Exercise input start
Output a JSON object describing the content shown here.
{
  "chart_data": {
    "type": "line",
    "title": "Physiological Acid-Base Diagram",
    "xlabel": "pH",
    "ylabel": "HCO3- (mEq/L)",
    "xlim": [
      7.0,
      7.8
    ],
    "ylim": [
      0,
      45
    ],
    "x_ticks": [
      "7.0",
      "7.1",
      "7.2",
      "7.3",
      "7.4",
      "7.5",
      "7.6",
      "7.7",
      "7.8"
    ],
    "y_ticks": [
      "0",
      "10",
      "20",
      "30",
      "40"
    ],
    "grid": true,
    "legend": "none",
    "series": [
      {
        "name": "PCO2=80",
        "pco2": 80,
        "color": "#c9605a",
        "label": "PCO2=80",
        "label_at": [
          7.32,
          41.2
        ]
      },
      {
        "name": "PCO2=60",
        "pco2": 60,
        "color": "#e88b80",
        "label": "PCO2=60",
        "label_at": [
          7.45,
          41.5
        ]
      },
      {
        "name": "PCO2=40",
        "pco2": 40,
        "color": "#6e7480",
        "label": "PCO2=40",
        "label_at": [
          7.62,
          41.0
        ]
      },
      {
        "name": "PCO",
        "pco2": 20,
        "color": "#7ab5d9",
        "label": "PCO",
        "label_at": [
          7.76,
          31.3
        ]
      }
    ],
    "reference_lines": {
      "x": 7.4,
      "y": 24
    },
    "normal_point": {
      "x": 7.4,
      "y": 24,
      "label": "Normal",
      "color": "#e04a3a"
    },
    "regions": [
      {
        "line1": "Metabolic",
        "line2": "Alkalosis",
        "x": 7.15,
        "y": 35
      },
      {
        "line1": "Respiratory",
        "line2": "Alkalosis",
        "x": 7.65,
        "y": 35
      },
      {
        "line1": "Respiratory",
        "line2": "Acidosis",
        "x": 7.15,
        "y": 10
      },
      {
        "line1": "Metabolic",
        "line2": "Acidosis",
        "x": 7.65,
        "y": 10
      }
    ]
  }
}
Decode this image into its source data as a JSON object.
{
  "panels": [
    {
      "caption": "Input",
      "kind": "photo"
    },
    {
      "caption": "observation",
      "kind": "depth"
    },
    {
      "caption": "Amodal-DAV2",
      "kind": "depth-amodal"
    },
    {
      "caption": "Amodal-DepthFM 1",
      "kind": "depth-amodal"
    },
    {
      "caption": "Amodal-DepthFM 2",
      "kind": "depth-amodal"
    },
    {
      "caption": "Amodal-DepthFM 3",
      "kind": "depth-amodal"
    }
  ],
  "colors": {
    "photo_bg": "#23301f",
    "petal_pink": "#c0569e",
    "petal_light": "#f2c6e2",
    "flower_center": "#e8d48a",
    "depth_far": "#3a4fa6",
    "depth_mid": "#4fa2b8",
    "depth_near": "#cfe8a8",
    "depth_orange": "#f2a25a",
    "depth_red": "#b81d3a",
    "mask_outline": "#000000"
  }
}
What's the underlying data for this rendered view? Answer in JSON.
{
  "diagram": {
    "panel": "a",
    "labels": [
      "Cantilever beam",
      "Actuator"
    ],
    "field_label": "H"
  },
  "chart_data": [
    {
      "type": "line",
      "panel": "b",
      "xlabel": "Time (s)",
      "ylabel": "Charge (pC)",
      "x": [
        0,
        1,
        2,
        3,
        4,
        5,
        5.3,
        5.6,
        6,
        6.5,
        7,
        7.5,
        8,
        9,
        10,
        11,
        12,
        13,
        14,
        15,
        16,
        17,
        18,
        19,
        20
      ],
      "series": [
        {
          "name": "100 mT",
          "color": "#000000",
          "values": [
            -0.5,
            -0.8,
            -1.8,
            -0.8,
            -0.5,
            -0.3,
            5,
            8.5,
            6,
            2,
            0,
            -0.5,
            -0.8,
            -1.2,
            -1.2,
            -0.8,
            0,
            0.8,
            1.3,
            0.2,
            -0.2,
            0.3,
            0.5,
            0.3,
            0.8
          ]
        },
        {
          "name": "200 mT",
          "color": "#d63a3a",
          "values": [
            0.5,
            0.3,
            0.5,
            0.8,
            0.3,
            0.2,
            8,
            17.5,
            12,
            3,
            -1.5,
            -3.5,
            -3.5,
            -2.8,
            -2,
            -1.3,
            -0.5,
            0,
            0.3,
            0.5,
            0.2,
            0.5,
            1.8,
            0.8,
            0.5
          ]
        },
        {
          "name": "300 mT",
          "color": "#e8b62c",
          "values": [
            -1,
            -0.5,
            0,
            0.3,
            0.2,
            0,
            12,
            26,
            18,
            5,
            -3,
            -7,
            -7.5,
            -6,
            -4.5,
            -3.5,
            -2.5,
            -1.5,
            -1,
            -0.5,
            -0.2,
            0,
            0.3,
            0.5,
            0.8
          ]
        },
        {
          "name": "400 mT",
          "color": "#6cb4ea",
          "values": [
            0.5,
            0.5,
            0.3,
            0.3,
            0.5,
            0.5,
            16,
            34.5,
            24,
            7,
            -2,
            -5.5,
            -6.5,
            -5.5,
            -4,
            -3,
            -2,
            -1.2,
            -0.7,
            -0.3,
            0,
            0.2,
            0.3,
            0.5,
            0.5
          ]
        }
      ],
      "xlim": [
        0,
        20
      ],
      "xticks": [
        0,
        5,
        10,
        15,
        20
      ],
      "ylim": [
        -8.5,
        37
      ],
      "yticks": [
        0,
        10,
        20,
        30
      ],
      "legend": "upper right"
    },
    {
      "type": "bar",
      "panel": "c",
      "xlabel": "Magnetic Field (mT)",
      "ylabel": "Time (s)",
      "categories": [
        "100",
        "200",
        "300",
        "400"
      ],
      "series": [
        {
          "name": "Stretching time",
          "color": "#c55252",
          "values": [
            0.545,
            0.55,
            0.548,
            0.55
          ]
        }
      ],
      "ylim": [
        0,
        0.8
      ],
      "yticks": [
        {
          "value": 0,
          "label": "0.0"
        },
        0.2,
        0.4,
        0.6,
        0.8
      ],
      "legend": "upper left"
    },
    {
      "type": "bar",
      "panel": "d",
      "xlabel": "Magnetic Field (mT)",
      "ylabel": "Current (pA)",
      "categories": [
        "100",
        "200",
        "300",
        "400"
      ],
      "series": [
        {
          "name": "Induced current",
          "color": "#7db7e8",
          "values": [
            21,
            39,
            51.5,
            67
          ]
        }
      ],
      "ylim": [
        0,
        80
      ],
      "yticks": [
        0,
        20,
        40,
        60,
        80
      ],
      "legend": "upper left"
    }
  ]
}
Exercise input end
* [What is expected] Repeat every entry exactly, please.

* [Full output]
Output a JSON object describing the content shown here.
{
  "chart_data": {
    "type": "line",
    "title": "Physiological Acid-Base Diagram",
    "xlabel": "pH",
    "ylabel": "HCO3- (mEq/L)",
    "xlim": [
      7.0,
      7.8
    ],
    "ylim": [
      0,
      45
    ],
    "x_ticks": [
      "7.0",
      "7.1",
      "7.2",
      "7.3",
      "7.4",
      "7.5",
      "7.6",
      "7.7",
      "7.8"
    ],
    "y_ticks": [
      "0",
      "10",
      "20",
      "30",
      "40"
    ],
    "grid": true,
    "legend": "none",
    "series": [
      {
        "name": "PCO2=80",
        "pco2": 80,
        "color": "#c9605a",
        "label": "PCO2=80",
        "label_at": [
          7.32,
          41.2
        ]
      },
      {
        "name": "PCO2=60",
        "pco2": 60,
        "color": "#e88b80",
        "label": "PCO2=60",
        "label_at": [
          7.45,
          41.5
        ]
      },
      {
        "name": "PCO2=40",
        "pco2": 40,
        "color": "#6e7480",
        "label": "PCO2=40",
        "label_at": [
          7.62,
          41.0
        ]
      },
      {
        "name": "PCO",
        "pco2": 20,
        "color": "#7ab5d9",
        "label": "PCO",
        "label_at": [
          7.76,
          31.3
        ]
      }
    ],
    "reference_lines": {
      "x": 7.4,
      "y": 24
    },
    "normal_point": {
      "x": 7.4,
      "y": 24,
      "label": "Normal",
      "color": "#e04a3a"
    },
    "regions": [
      {
        "line1": "Metabolic",
        "line2": "Alkalosis",
        "x": 7.15,
        "y": 35
      },
      {
        "line1": "Respiratory",
        "line2": "Alkalosis",
        "x": 7.65,
        "y": 35
      },
      {
        "line1": "Respiratory",
        "line2": "Acidosis",
        "x": 7.15,
        "y": 10
      },
      {
        "line1": "Metabolic",
        "line2": "Acidosis",
        "x": 7.65,
        "y": 10
      }
    ]
  }
}
Decode this image into its source data as a JSON object.
{
  "panels": [
    {
      "caption": "Input",
      "kind": "photo"
    },
    {
      "caption": "observation",
      "kind": "depth"
    },
    {
      "caption": "Amodal-DAV2",
      "kind": "depth-amodal"
    },
    {
      "caption": "Amodal-DepthFM 1",
      "kind": "depth-amodal"
    },
    {
      "caption": "Amodal-DepthFM 2",
      "kind": "depth-amodal"
    },
    {
      "caption": "Amodal-DepthFM 3",
      "kind": "depth-amodal"
    }
  ],
  "colors": {
    "photo_bg": "#23301f",
    "petal_pink": "#c0569e",
    "petal_light": "#f2c6e2",
    "flower_center": "#e8d48a",
    "depth_far": "#3a4fa6",
    "depth_mid": "#4fa2b8",
    "depth_near": "#cfe8a8",
    "depth_orange": "#f2a25a",
    "depth_red": "#b81d3a",
    "mask_outline": "#000000"
  }
}
What's the underlying data for this rendered view? Answer in JSON.
{
  "diagram": {
    "panel": "a",
    "labels": [
      "Cantilever beam",
      "Actuator"
    ],
    "field_label": "H"
  },
  "chart_data": [
    {
      "type": "line",
      "panel": "b",
      "xlabel": "Time (s)",
      "ylabel": "Charge (pC)",
      "x": [
        0,
        1,
        2,
        3,
        4,
        5,
        5.3,
        5.6,
        6,
        6.5,
        7,
        7.5,
        8,
        9,
        10,
        11,
        12,
        13,
        14,
        15,
        16,
        17,
        18,
        19,
        20
      ],
      "series": [
        {
          "name": "100 mT",
          "color": "#000000",
          "values": [
            -0.5,
            -0.8,
            -1.8,
            -0.8,
            -0.5,
            -0.3,
            5,
            8.5,
            6,
            2,
            0,
            -0.5,
            -0.8,
            -1.2,
            -1.2,
            -0.8,
            0,
            0.8,
            1.3,
            0.2,
            -0.2,
            0.3,
            0.5,
            0.3,
            0.8
          ]
        },
        {
          "name": "200 mT",
          "color": "#d63a3a",
          "values": [
            0.5,
            0.3,
            0.5,
            0.8,
            0.3,
            0.2,
            8,
            17.5,
            12,
            3,
            -1.5,
            -3.5,
            -3.5,
            -2.8,
            -2,
            -1.3,
            -0.5,
            0,
            0.3,
            0.5,
            0.2,
            0.5,
            1.8,
            0.8,
            0.5
          ]
        },
        {
          "name": "300 mT",
          "color": "#e8b62c",
          "values": [
            -1,
            -0.5,
            0,
            0.3,
            0.2,
            0,
            12,
            26,
            18,
            5,
            -3,
            -7,
            -7.5,
            -6,
            -4.5,
            -3.5,
            -2.5,
            -1.5,
            -1,
            -0.5,
            -0.2,
            0,
            0.3,
            0.5,
            0.8
          ]
        },
        {
          "name": "400 mT",
          "color": "#6cb4ea",
          "values": [
            0.5,
            0.5,
            0.3,
            0.3,
            0.5,
            0.5,
            16,
            34.5,
            24,
            7,
            -2,
            -5.5,
            -6.5,
            -5.5,
            -4,
            -3,
            -2,
            -1.2,
            -0.7,
            -0.3,
            0,
            0.2,
            0.3,
            0.5,
            0.5
          ]
        }
      ],
      "xlim": [
        0,
        20
      ],
      "xticks": [
        0,
        5,
        10,
        15,
        20
      ],
      "ylim": [
        -8.5,
        37
      ],
      "yticks": [
        0,
        10,
        20,
        30
      ],
      "legend": "upper right"
    },
    {
      "type": "bar",
      "panel": "c",
      "xlabel": "Magnetic Field (mT)",
      "ylabel": "Time (s)",
      "categories": [
        "100",
        "200",
        "300",
        "400"
      ],
      "series": [
        {
          "name": "Stretching time",
          "color": "#c55252",
          "values": [
            0.545,
            0.55,
            0.548,
            0.55
          ]
        }
      ],
      "ylim": [
        0,
        0.8
      ],
      "yticks": [
        {
          "value": 0,
          "label": "0.0"
        },
        0.2,
        0.4,
        0.6,
        0.8
      ],
      "legend": "upper left"
    },
    {
      "type": "bar",
      "panel": "d",
      "xlabel": "Magnetic Field (mT)",
      "ylabel": "Current (pA)",
      "categories": [
        "100",
        "200",
        "300",
        "400"
      ],
      "series": [
        {
          "name": "Induced current",
          "color": "#7db7e8",
          "values": [
            21,
            39,
            51.5,
            67
          ]
        }
      ],
      "ylim": [
        0,
        80
      ],
      "yticks": [
        0,
        20,
        40,
        60,
        80
      ],
      "legend": "upper left"
    }
  ]
}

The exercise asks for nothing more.